In the records below, find the line containing "OCR this image.", then copy that line and all lines after it, exactly, omitting every picture.

▼▼▼

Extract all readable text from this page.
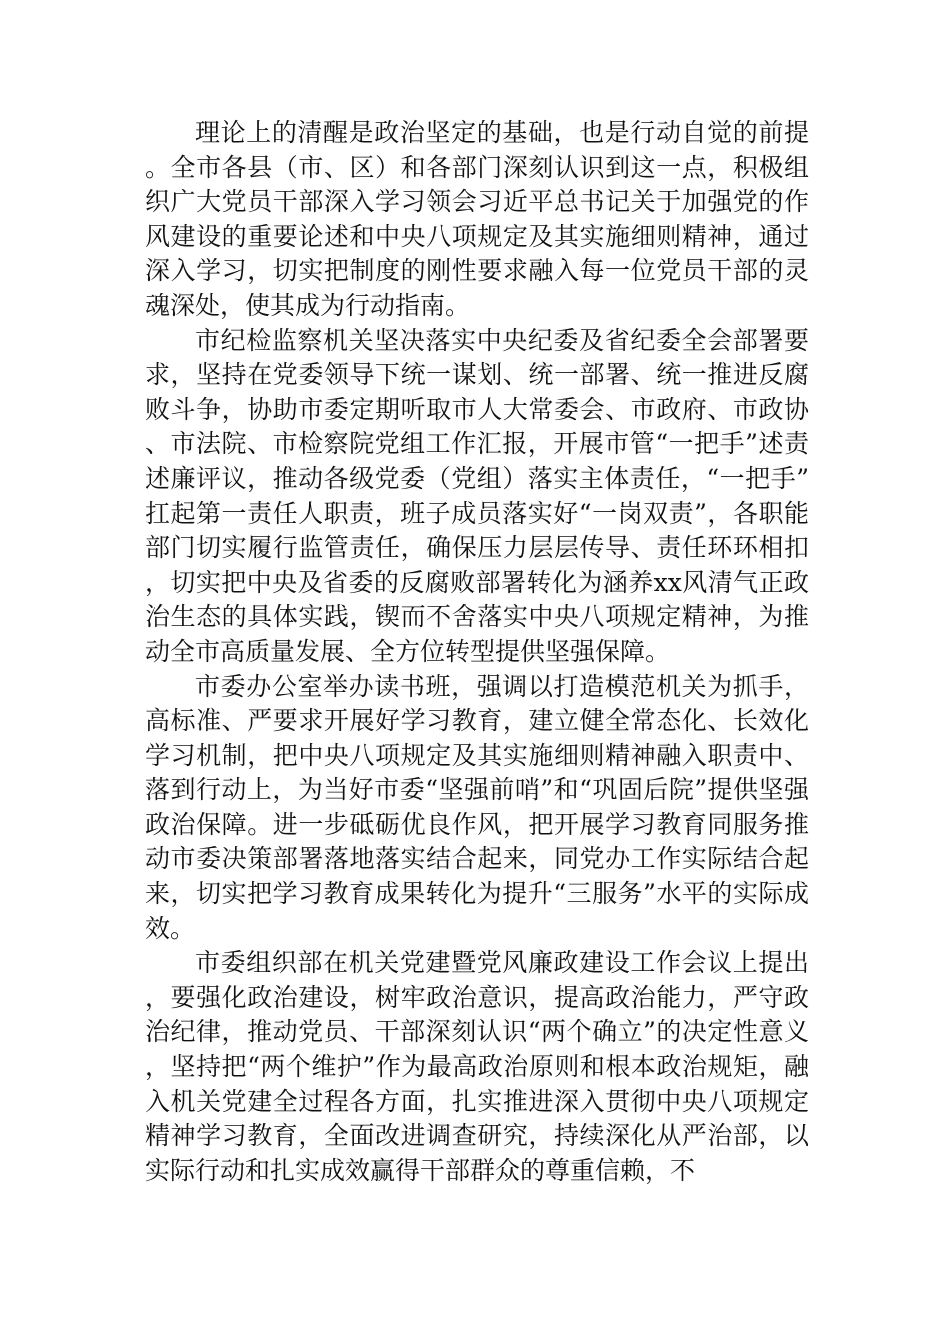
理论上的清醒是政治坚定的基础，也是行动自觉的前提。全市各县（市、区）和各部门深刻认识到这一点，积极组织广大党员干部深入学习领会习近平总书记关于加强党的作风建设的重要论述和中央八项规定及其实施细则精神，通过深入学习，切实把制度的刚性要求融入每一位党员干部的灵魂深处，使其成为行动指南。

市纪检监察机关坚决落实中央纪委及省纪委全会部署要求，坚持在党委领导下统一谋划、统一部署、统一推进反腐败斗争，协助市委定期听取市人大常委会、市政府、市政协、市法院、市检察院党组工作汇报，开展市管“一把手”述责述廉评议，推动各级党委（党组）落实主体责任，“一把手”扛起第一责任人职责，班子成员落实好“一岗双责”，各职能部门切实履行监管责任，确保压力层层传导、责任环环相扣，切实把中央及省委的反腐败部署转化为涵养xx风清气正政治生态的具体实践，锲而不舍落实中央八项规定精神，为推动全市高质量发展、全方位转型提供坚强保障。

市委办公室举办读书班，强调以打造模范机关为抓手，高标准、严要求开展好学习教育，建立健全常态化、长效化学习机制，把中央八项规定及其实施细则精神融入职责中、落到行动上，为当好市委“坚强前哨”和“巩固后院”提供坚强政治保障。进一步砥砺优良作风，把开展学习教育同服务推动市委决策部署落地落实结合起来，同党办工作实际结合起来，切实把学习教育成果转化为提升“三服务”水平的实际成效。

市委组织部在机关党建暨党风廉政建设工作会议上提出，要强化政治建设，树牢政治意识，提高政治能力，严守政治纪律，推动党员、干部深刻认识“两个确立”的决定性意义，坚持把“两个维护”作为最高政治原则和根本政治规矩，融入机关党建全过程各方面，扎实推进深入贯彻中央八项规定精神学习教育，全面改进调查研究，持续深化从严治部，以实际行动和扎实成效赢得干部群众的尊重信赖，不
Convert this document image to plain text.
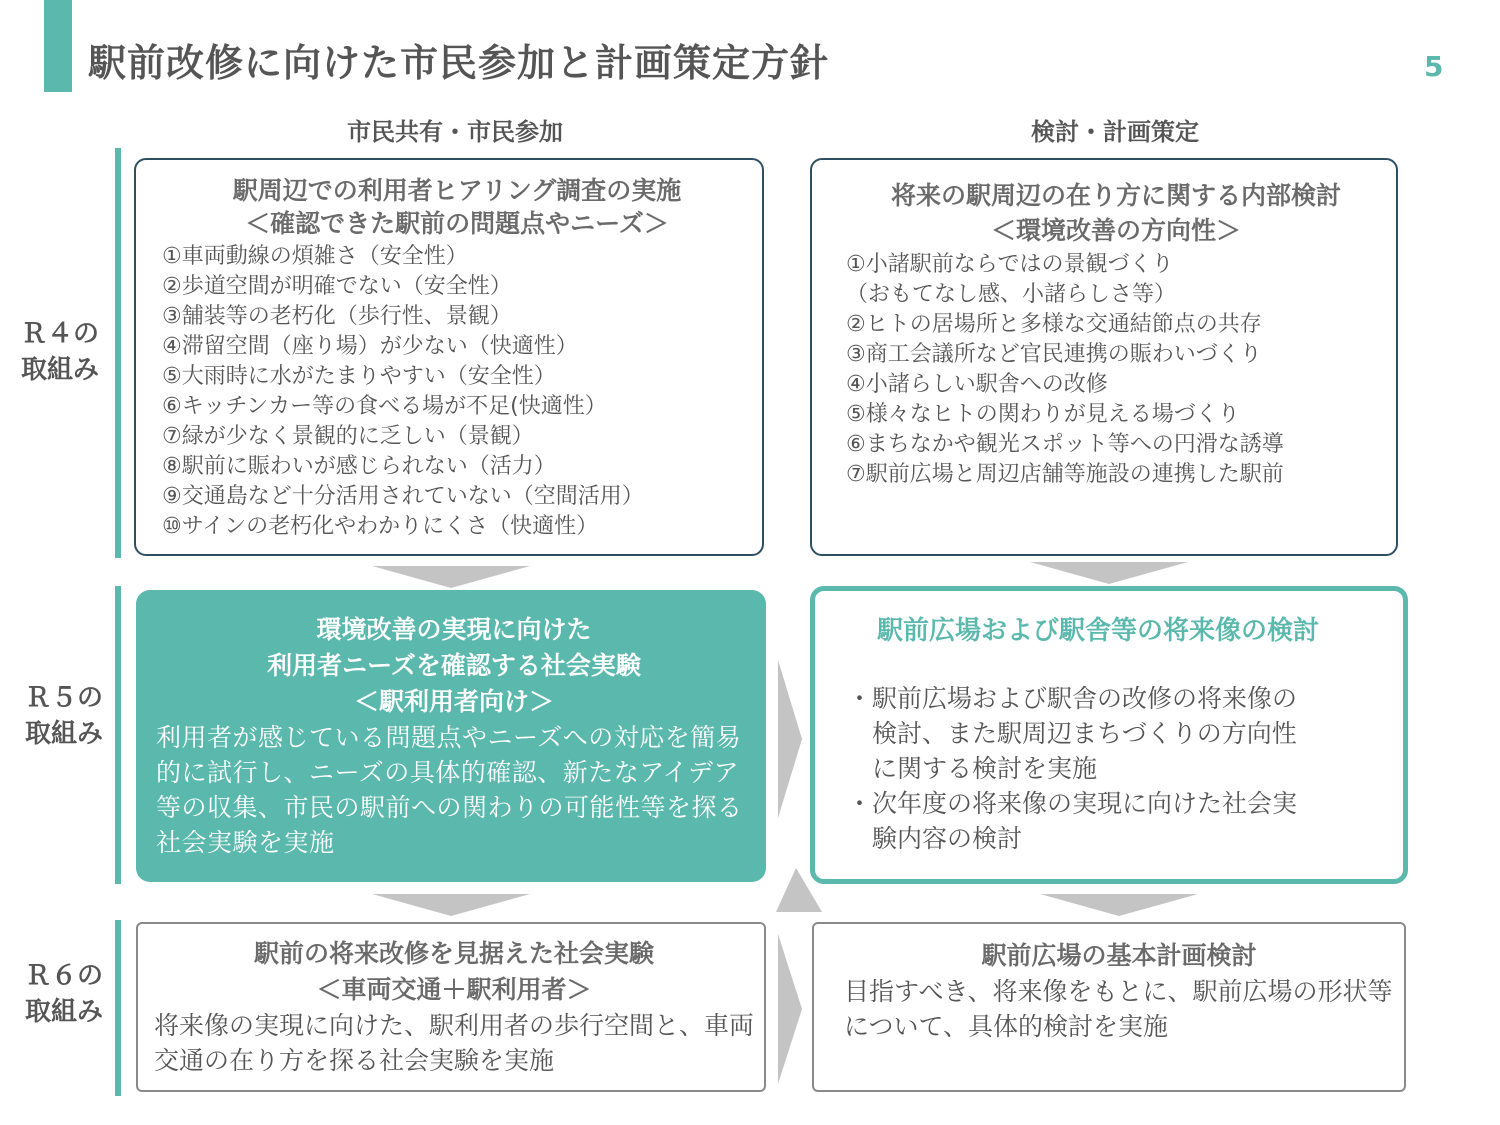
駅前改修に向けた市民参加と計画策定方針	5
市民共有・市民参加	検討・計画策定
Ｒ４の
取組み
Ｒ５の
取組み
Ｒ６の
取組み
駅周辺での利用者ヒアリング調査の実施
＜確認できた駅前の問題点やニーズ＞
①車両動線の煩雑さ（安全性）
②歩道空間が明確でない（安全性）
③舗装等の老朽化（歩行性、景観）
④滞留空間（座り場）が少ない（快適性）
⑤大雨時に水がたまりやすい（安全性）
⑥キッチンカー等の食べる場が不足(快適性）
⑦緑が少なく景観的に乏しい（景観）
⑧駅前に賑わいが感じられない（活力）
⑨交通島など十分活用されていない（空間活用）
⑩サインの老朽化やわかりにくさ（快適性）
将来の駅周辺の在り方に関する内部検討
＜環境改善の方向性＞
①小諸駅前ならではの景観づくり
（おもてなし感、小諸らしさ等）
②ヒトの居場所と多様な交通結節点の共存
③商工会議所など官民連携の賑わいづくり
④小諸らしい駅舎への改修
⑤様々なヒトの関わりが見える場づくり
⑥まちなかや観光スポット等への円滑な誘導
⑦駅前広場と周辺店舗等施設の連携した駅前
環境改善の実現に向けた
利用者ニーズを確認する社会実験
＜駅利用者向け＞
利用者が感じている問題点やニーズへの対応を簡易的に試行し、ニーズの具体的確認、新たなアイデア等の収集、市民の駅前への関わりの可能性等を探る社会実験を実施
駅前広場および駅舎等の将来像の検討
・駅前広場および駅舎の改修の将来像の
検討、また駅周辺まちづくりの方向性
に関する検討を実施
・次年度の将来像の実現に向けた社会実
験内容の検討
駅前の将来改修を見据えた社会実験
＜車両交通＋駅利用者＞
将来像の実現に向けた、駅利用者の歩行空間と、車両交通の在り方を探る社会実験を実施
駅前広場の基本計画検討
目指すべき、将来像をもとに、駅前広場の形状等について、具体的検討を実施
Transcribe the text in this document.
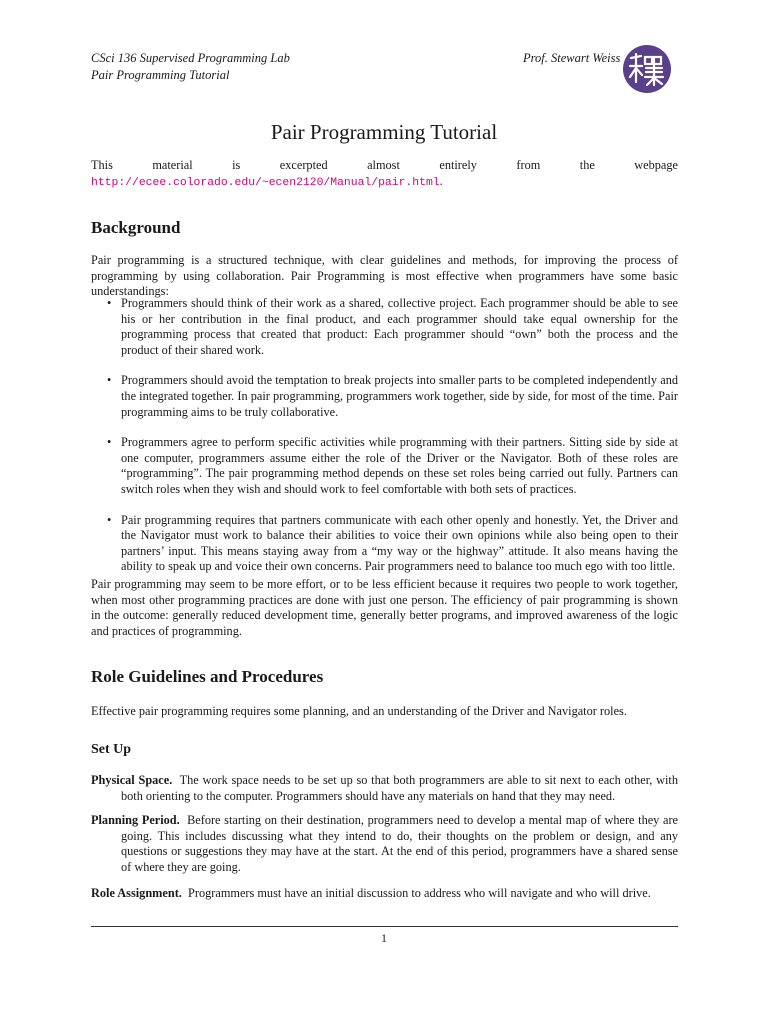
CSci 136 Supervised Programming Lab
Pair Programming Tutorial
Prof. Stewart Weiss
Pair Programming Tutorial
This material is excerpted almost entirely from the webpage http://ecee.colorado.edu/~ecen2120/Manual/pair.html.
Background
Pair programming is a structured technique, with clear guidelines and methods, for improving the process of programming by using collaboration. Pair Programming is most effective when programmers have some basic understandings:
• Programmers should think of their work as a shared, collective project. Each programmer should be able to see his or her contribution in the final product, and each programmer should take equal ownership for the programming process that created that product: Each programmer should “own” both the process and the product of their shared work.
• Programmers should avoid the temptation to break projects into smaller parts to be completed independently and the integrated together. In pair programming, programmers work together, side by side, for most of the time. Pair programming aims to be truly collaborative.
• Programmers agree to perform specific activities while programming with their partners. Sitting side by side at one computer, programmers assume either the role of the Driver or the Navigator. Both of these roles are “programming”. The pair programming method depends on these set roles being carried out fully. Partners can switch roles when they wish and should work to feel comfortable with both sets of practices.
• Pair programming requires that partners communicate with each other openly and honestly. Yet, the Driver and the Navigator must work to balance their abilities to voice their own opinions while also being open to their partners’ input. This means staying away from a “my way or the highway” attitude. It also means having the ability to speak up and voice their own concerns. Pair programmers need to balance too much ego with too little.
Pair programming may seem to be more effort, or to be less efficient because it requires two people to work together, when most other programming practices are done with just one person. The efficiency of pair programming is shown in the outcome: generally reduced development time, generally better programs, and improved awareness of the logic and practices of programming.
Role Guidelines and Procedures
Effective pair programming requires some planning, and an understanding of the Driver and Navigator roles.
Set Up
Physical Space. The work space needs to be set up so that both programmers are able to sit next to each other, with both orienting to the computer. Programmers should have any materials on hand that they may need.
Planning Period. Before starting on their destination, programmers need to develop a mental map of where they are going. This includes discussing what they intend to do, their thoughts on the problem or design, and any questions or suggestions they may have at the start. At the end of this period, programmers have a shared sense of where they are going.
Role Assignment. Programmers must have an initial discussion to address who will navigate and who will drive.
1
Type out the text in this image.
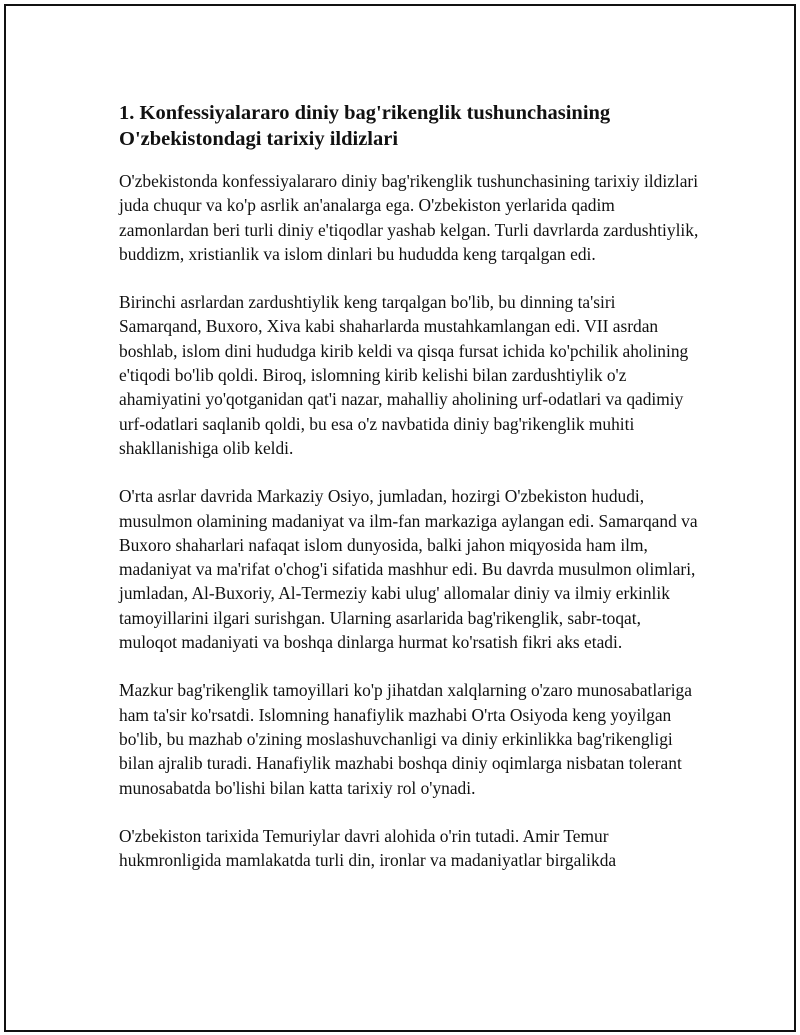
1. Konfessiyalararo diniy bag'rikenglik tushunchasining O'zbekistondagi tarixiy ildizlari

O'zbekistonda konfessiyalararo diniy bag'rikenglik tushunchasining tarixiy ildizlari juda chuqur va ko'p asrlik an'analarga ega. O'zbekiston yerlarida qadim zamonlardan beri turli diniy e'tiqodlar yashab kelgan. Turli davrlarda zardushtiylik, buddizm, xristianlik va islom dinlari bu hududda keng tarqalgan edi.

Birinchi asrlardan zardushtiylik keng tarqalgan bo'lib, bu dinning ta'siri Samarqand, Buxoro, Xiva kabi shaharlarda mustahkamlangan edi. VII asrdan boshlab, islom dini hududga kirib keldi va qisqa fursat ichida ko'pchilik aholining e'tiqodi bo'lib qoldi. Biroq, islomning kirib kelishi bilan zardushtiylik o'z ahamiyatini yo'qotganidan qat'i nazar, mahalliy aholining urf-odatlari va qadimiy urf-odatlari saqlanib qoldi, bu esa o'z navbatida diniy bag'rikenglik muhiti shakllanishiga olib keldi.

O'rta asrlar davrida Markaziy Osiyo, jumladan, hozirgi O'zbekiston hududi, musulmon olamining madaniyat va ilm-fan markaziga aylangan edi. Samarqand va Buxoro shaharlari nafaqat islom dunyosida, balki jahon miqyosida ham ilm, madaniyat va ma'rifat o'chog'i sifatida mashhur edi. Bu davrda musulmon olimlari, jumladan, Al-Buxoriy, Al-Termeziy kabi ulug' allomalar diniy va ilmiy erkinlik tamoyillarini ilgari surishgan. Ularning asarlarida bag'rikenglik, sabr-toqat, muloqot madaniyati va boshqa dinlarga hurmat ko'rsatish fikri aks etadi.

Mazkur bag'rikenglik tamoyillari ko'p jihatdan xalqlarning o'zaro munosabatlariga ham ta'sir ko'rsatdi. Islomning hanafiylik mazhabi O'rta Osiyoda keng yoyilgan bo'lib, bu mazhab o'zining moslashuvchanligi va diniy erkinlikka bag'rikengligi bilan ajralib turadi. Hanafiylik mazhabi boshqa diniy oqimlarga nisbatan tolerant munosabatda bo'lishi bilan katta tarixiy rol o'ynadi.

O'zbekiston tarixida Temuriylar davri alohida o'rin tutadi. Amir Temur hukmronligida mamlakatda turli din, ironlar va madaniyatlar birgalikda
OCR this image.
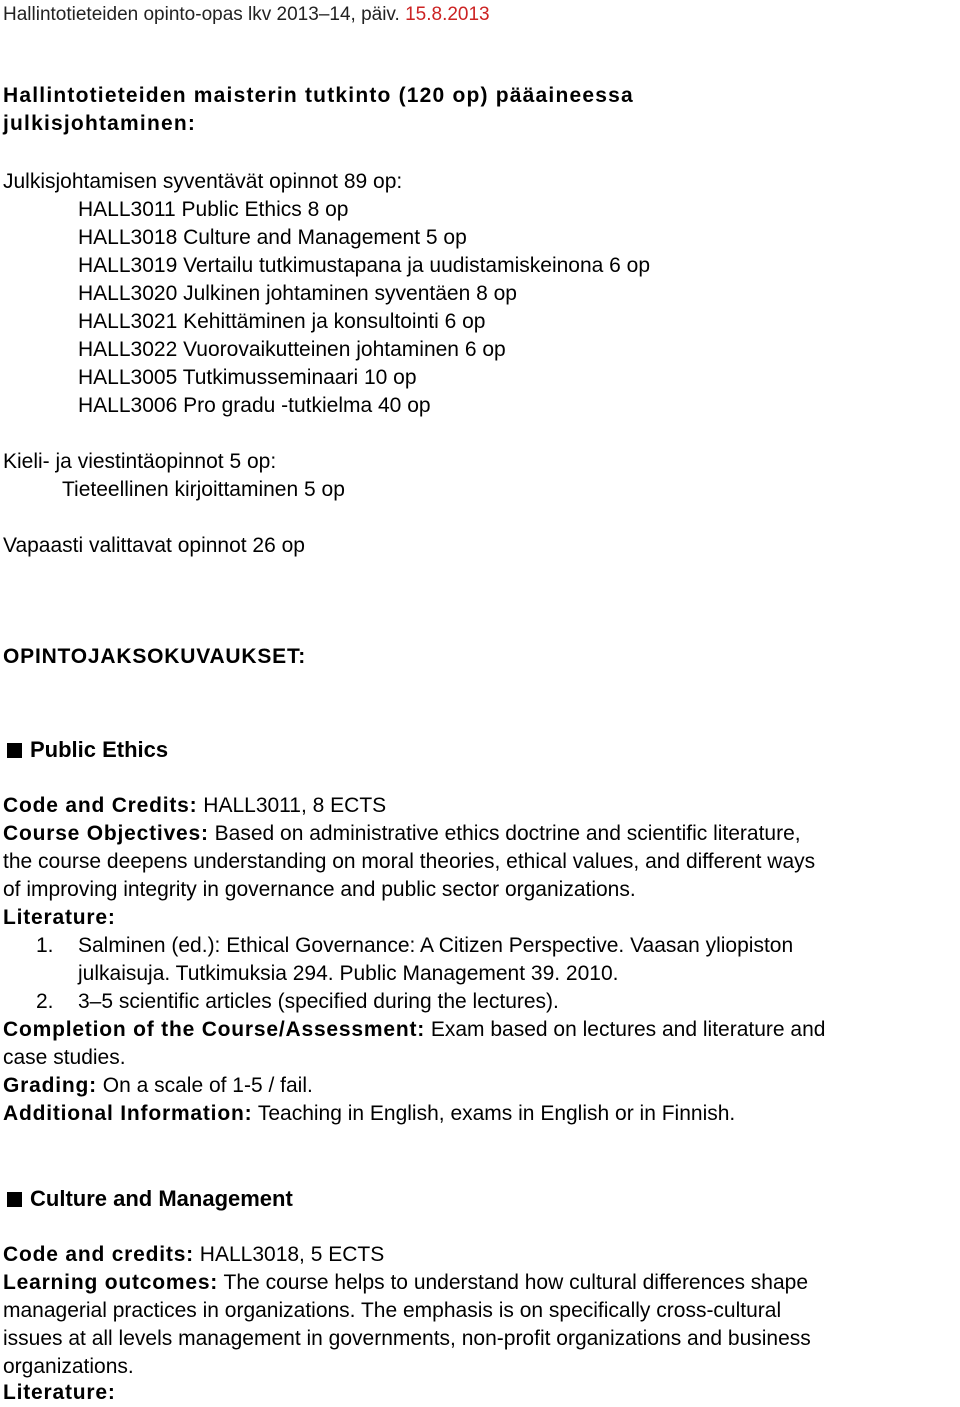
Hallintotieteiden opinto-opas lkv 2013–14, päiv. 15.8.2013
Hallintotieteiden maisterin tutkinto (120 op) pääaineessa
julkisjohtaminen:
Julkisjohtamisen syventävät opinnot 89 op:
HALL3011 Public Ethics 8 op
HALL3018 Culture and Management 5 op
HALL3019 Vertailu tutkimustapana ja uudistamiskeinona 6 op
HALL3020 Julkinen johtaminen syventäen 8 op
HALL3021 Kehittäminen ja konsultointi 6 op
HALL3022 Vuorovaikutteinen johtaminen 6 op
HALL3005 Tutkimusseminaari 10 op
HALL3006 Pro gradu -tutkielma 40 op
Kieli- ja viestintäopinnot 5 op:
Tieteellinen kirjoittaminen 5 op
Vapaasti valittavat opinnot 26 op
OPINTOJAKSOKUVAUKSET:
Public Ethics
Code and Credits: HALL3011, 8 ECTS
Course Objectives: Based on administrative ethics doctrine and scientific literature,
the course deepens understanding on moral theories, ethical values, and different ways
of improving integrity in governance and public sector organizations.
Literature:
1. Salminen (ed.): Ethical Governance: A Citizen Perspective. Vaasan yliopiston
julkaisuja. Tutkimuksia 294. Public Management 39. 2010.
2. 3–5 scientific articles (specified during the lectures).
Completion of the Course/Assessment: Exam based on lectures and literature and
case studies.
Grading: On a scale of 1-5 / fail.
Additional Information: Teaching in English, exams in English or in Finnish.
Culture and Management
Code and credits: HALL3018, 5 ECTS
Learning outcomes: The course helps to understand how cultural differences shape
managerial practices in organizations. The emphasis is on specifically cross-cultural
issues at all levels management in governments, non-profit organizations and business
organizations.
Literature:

▲▲▲

» **EXERCISE OUTPUT**
OCR this image.
Hallintotieteiden opinto-opas lkv 2013–14, päiv. 15.8.2013
Hallintotieteiden maisterin tutkinto (120 op) pääaineessa
julkisjohtaminen:
Julkisjohtamisen syventävät opinnot 89 op:
HALL3011 Public Ethics 8 op
HALL3018 Culture and Management 5 op
HALL3019 Vertailu tutkimustapana ja uudistamiskeinona 6 op
HALL3020 Julkinen johtaminen syventäen 8 op
HALL3021 Kehittäminen ja konsultointi 6 op
HALL3022 Vuorovaikutteinen johtaminen 6 op
HALL3005 Tutkimusseminaari 10 op
HALL3006 Pro gradu -tutkielma 40 op
Kieli- ja viestintäopinnot 5 op:
Tieteellinen kirjoittaminen 5 op
Vapaasti valittavat opinnot 26 op
OPINTOJAKSOKUVAUKSET:
Public Ethics
Code and Credits: HALL3011, 8 ECTS
Course Objectives: Based on administrative ethics doctrine and scientific literature,
the course deepens understanding on moral theories, ethical values, and different ways
of improving integrity in governance and public sector organizations.
Literature:
1. Salminen (ed.): Ethical Governance: A Citizen Perspective. Vaasan yliopiston
julkaisuja. Tutkimuksia 294. Public Management 39. 2010.
2. 3–5 scientific articles (specified during the lectures).
Completion of the Course/Assessment: Exam based on lectures and literature and
case studies.
Grading: On a scale of 1-5 / fail.
Additional Information: Teaching in English, exams in English or in Finnish.
Culture and Management
Code and credits: HALL3018, 5 ECTS
Learning outcomes: The course helps to understand how cultural differences shape
managerial practices in organizations. The emphasis is on specifically cross-cultural
issues at all levels management in governments, non-profit organizations and business
organizations.
Literature:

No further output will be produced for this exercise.